# SUPPLIED DATA start

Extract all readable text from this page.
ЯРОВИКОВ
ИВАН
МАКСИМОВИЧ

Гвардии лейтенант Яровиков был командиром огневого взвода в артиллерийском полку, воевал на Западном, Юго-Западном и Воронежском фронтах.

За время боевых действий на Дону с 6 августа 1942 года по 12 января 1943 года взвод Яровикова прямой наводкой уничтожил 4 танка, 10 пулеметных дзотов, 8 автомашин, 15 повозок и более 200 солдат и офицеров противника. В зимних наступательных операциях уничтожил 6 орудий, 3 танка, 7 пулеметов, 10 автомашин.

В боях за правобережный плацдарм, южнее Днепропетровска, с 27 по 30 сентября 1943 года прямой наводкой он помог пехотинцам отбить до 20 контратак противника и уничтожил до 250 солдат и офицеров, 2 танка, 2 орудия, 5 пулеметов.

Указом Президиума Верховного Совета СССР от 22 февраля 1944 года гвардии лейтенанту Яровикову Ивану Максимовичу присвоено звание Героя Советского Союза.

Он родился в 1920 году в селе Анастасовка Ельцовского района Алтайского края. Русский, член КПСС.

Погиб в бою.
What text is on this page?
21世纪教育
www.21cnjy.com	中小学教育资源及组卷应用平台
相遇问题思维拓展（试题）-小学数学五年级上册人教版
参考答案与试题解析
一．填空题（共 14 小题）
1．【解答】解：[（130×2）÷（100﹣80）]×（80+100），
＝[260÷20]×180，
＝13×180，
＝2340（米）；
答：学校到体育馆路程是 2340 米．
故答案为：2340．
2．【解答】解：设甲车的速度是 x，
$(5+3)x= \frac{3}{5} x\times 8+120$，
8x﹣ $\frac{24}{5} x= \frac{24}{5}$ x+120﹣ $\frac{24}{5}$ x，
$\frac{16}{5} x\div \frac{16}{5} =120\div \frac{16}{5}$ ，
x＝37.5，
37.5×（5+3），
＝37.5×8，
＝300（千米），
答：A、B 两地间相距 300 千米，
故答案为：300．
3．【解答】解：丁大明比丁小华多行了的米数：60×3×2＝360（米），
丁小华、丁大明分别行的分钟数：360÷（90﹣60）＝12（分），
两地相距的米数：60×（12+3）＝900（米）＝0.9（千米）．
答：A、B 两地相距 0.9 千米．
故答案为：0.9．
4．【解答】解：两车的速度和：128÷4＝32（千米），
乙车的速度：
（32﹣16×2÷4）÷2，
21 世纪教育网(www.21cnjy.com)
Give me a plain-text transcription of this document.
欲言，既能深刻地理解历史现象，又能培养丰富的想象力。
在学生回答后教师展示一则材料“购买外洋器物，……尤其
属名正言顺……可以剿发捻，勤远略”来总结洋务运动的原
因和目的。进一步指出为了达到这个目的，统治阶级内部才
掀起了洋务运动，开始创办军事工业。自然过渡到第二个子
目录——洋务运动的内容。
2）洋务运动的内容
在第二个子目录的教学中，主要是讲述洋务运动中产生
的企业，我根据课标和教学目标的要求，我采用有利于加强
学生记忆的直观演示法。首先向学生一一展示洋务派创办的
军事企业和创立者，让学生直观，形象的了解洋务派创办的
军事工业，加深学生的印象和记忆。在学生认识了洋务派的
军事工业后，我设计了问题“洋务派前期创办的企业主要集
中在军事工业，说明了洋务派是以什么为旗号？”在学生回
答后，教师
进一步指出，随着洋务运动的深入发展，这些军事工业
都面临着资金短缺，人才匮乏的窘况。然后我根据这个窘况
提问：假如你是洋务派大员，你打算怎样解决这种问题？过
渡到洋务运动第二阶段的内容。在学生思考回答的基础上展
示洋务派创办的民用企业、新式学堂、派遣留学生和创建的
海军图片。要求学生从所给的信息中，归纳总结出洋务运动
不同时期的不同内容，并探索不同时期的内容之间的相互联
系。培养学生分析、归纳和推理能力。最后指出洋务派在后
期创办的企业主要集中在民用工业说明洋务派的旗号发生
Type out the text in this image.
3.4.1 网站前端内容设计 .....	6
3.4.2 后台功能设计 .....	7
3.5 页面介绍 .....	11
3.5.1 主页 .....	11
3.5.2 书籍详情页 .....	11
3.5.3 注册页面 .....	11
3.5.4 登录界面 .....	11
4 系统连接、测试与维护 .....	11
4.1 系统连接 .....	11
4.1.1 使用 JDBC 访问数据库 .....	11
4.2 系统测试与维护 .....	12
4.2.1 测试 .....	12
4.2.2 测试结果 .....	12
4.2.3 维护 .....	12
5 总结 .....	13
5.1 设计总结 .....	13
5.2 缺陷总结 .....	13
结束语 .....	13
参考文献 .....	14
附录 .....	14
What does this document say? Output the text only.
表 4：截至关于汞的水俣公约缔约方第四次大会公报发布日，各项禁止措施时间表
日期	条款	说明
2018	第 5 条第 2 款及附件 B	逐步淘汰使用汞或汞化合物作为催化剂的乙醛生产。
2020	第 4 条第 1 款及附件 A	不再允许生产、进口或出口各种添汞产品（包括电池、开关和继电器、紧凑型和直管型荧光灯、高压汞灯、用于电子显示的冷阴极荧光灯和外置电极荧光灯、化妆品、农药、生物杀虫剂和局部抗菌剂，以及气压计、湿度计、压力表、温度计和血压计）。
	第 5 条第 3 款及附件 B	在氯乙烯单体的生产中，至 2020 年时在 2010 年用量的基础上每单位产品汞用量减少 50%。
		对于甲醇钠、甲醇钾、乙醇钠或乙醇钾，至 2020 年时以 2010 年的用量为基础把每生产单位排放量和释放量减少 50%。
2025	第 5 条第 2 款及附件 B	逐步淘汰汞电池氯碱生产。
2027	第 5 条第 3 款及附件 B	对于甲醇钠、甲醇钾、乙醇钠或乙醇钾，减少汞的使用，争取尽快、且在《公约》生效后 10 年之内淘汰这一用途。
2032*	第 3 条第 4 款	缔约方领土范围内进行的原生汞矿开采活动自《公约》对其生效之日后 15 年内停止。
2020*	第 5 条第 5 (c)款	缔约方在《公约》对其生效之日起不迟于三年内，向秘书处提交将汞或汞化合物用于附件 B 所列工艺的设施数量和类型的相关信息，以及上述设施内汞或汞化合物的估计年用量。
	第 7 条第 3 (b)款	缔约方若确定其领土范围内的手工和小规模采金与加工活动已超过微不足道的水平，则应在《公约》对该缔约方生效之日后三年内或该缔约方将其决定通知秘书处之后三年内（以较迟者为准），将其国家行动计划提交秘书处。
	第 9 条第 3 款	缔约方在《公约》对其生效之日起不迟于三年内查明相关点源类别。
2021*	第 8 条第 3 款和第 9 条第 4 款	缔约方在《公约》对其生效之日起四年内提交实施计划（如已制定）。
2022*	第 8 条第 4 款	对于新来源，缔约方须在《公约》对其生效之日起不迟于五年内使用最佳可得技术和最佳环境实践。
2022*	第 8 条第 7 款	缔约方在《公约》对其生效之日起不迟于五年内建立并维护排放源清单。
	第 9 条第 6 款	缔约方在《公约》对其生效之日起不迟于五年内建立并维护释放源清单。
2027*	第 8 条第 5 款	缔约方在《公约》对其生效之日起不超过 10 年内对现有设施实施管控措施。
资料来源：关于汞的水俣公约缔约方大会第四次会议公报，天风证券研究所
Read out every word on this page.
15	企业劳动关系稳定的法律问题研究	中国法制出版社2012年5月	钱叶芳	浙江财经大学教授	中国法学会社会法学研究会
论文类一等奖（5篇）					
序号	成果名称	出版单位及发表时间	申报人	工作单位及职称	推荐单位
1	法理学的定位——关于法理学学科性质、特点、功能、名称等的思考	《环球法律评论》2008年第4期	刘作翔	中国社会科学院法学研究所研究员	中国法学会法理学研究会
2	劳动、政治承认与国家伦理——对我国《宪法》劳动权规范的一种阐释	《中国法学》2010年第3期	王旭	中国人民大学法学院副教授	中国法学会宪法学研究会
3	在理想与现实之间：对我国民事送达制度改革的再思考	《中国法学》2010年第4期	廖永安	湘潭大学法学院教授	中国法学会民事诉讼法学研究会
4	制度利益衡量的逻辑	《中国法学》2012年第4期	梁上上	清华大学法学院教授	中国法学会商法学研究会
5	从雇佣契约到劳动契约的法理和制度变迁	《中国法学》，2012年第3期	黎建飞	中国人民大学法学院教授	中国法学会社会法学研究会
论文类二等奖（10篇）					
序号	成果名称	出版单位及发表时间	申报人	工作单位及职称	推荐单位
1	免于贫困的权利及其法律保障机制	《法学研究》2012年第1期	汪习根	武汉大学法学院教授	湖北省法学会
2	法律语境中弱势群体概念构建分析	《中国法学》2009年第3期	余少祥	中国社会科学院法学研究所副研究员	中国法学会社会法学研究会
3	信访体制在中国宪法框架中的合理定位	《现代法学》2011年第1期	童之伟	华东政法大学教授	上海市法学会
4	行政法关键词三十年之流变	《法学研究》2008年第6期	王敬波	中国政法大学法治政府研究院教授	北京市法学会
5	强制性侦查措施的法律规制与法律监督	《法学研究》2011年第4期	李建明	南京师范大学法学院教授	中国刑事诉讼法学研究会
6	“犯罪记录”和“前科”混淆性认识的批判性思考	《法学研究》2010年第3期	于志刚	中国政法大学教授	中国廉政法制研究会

# SUPPLIED DATA end

EXERCISE PROMPT: Go through the records and show every line with the string "乙醇钠或乙醇钾" in it.

EXERCISE SOLUTION:
		对于甲醇钠、甲醇钾、乙醇钠或乙醇钾，至 2020 年时以 2010 年的用量为基础把每生产单位排放量和释放量减少 50%。
2027	第 5 条第 3 款及附件 B	对于甲醇钠、甲醇钾、乙醇钠或乙醇钾，减少汞的使用，争取尽快、且在《公约》生效后 10 年之内淘汰这一用途。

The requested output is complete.